> _To do_
Retype the listing that follows, word for word.
>> START Listed entries
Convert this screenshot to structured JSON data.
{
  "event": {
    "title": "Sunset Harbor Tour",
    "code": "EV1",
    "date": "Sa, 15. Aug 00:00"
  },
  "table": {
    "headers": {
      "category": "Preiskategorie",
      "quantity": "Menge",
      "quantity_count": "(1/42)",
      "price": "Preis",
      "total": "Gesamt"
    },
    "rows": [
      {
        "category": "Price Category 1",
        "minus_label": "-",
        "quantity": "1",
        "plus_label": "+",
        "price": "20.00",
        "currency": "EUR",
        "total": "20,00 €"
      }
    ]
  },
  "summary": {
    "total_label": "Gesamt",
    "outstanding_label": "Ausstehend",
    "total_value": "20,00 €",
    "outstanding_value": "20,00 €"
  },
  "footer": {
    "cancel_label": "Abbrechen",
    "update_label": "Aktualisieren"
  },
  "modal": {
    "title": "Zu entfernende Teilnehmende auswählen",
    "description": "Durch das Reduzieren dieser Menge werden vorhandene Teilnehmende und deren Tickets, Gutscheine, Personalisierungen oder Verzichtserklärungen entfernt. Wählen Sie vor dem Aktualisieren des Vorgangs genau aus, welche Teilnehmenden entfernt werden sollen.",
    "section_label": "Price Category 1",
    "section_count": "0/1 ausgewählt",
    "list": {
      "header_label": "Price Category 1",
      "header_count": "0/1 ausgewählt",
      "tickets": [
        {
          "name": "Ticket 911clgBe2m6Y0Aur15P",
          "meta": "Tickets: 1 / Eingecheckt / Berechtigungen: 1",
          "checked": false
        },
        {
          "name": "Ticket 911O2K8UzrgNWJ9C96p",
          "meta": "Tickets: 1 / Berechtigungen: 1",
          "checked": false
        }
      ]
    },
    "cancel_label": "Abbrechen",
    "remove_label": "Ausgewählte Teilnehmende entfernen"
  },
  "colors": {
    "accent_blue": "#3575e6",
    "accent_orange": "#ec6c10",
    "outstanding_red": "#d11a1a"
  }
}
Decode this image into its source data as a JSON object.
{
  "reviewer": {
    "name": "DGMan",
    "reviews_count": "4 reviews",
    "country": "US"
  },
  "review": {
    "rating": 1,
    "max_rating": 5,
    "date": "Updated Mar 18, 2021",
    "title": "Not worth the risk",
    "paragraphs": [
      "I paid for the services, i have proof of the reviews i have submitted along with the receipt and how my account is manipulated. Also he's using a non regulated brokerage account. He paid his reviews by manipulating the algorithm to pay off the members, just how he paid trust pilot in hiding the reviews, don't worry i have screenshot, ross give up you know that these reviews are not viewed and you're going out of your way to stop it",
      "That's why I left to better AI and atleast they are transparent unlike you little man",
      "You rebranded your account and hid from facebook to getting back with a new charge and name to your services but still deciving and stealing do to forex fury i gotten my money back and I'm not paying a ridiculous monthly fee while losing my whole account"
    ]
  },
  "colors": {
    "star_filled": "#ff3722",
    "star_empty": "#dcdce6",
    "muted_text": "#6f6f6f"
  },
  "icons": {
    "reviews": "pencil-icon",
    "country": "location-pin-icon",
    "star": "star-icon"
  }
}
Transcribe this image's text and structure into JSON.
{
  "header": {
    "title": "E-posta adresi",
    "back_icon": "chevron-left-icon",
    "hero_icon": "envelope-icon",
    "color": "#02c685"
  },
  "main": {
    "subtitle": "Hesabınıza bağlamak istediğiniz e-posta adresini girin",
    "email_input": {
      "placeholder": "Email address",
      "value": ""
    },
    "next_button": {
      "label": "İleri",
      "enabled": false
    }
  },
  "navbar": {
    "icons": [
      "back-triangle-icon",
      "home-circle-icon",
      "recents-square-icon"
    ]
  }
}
>> END Listed entries
> _Solution to the exercise_
Convert this screenshot to structured JSON data.
{
  "event": {
    "title": "Sunset Harbor Tour",
    "code": "EV1",
    "date": "Sa, 15. Aug 00:00"
  },
  "table": {
    "headers": {
      "category": "Preiskategorie",
      "quantity": "Menge",
      "quantity_count": "(1/42)",
      "price": "Preis",
      "total": "Gesamt"
    },
    "rows": [
      {
        "category": "Price Category 1",
        "minus_label": "-",
        "quantity": "1",
        "plus_label": "+",
        "price": "20.00",
        "currency": "EUR",
        "total": "20,00 €"
      }
    ]
  },
  "summary": {
    "total_label": "Gesamt",
    "outstanding_label": "Ausstehend",
    "total_value": "20,00 €",
    "outstanding_value": "20,00 €"
  },
  "footer": {
    "cancel_label": "Abbrechen",
    "update_label": "Aktualisieren"
  },
  "modal": {
    "title": "Zu entfernende Teilnehmende auswählen",
    "description": "Durch das Reduzieren dieser Menge werden vorhandene Teilnehmende und deren Tickets, Gutscheine, Personalisierungen oder Verzichtserklärungen entfernt. Wählen Sie vor dem Aktualisieren des Vorgangs genau aus, welche Teilnehmenden entfernt werden sollen.",
    "section_label": "Price Category 1",
    "section_count": "0/1 ausgewählt",
    "list": {
      "header_label": "Price Category 1",
      "header_count": "0/1 ausgewählt",
      "tickets": [
        {
          "name": "Ticket 911clgBe2m6Y0Aur15P",
          "meta": "Tickets: 1 / Eingecheckt / Berechtigungen: 1",
          "checked": false
        },
        {
          "name": "Ticket 911O2K8UzrgNWJ9C96p",
          "meta": "Tickets: 1 / Berechtigungen: 1",
          "checked": false
        }
      ]
    },
    "cancel_label": "Abbrechen",
    "remove_label": "Ausgewählte Teilnehmende entfernen"
  },
  "colors": {
    "accent_blue": "#3575e6",
    "accent_orange": "#ec6c10",
    "outstanding_red": "#d11a1a"
  }
}
Decode this image into its source data as a JSON object.
{
  "reviewer": {
    "name": "DGMan",
    "reviews_count": "4 reviews",
    "country": "US"
  },
  "review": {
    "rating": 1,
    "max_rating": 5,
    "date": "Updated Mar 18, 2021",
    "title": "Not worth the risk",
    "paragraphs": [
      "I paid for the services, i have proof of the reviews i have submitted along with the receipt and how my account is manipulated. Also he's using a non regulated brokerage account. He paid his reviews by manipulating the algorithm to pay off the members, just how he paid trust pilot in hiding the reviews, don't worry i have screenshot, ross give up you know that these reviews are not viewed and you're going out of your way to stop it",
      "That's why I left to better AI and atleast they are transparent unlike you little man",
      "You rebranded your account and hid from facebook to getting back with a new charge and name to your services but still deciving and stealing do to forex fury i gotten my money back and I'm not paying a ridiculous monthly fee while losing my whole account"
    ]
  },
  "colors": {
    "star_filled": "#ff3722",
    "star_empty": "#dcdce6",
    "muted_text": "#6f6f6f"
  },
  "icons": {
    "reviews": "pencil-icon",
    "country": "location-pin-icon",
    "star": "star-icon"
  }
}
Transcribe this image's text and structure into JSON.
{
  "header": {
    "title": "E-posta adresi",
    "back_icon": "chevron-left-icon",
    "hero_icon": "envelope-icon",
    "color": "#02c685"
  },
  "main": {
    "subtitle": "Hesabınıza bağlamak istediğiniz e-posta adresini girin",
    "email_input": {
      "placeholder": "Email address",
      "value": ""
    },
    "next_button": {
      "label": "İleri",
      "enabled": false
    }
  },
  "navbar": {
    "icons": [
      "back-triangle-icon",
      "home-circle-icon",
      "recents-square-icon"
    ]
  }
}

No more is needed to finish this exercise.